WHAT THE TASK REQUIRES: Would you return the complete listing below word for word?

A block of data
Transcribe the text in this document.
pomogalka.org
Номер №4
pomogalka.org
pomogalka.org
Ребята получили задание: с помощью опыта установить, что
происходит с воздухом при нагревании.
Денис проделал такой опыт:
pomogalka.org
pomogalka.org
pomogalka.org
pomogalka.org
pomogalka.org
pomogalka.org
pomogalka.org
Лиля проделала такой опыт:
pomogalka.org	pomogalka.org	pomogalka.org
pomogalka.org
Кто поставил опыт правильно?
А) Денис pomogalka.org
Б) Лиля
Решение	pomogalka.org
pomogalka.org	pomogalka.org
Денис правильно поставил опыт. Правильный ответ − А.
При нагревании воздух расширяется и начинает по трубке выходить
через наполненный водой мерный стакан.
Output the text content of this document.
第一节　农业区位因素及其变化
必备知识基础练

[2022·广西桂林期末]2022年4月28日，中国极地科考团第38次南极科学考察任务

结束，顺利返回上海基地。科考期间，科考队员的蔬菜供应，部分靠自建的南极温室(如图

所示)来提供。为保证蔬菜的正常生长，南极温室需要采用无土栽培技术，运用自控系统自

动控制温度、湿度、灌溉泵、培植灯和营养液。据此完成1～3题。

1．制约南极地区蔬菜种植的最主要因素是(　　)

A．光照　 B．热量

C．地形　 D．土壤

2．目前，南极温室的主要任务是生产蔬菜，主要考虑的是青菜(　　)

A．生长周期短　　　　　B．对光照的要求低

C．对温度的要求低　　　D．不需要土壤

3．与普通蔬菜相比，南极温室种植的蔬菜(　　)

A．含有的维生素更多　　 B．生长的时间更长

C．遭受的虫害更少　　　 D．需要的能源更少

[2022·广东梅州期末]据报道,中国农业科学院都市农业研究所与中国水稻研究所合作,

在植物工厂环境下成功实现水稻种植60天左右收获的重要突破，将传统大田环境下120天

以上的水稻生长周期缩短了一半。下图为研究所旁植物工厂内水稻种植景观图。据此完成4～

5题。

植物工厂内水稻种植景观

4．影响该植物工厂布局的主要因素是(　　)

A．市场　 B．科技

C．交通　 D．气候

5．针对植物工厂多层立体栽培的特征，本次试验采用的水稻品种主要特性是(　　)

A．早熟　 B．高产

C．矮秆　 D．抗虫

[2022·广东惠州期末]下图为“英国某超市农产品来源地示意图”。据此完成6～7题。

OUTPUT OF THE TASK:
Transcribe the text in this document.
pomogalka.org
Номер №4
pomogalka.org
pomogalka.org
Ребята получили задание: с помощью опыта установить, что
происходит с воздухом при нагревании.
Денис проделал такой опыт:
pomogalka.org
pomogalka.org
pomogalka.org
pomogalka.org
pomogalka.org
pomogalka.org
pomogalka.org
Лиля проделала такой опыт:
pomogalka.org	pomogalka.org	pomogalka.org
pomogalka.org
Кто поставил опыт правильно?
А) Денис pomogalka.org
Б) Лиля
Решение	pomogalka.org
pomogalka.org	pomogalka.org
Денис правильно поставил опыт. Правильный ответ − А.
При нагревании воздух расширяется и начинает по трубке выходить
через наполненный водой мерный стакан.
Output the text content of this document.
第一节　农业区位因素及其变化
必备知识基础练

[2022·广西桂林期末]2022年4月28日，中国极地科考团第38次南极科学考察任务

结束，顺利返回上海基地。科考期间，科考队员的蔬菜供应，部分靠自建的南极温室(如图

所示)来提供。为保证蔬菜的正常生长，南极温室需要采用无土栽培技术，运用自控系统自

动控制温度、湿度、灌溉泵、培植灯和营养液。据此完成1～3题。

1．制约南极地区蔬菜种植的最主要因素是(　　)

A．光照　 B．热量

C．地形　 D．土壤

2．目前，南极温室的主要任务是生产蔬菜，主要考虑的是青菜(　　)

A．生长周期短　　　　　B．对光照的要求低

C．对温度的要求低　　　D．不需要土壤

3．与普通蔬菜相比，南极温室种植的蔬菜(　　)

A．含有的维生素更多　　 B．生长的时间更长

C．遭受的虫害更少　　　 D．需要的能源更少

[2022·广东梅州期末]据报道,中国农业科学院都市农业研究所与中国水稻研究所合作,

在植物工厂环境下成功实现水稻种植60天左右收获的重要突破，将传统大田环境下120天

以上的水稻生长周期缩短了一半。下图为研究所旁植物工厂内水稻种植景观图。据此完成4～

5题。

植物工厂内水稻种植景观

4．影响该植物工厂布局的主要因素是(　　)

A．市场　 B．科技

C．交通　 D．气候

5．针对植物工厂多层立体栽培的特征，本次试验采用的水稻品种主要特性是(　　)

A．早熟　 B．高产

C．矮秆　 D．抗虫

[2022·广东惠州期末]下图为“英国某超市农产品来源地示意图”。据此完成6～7题。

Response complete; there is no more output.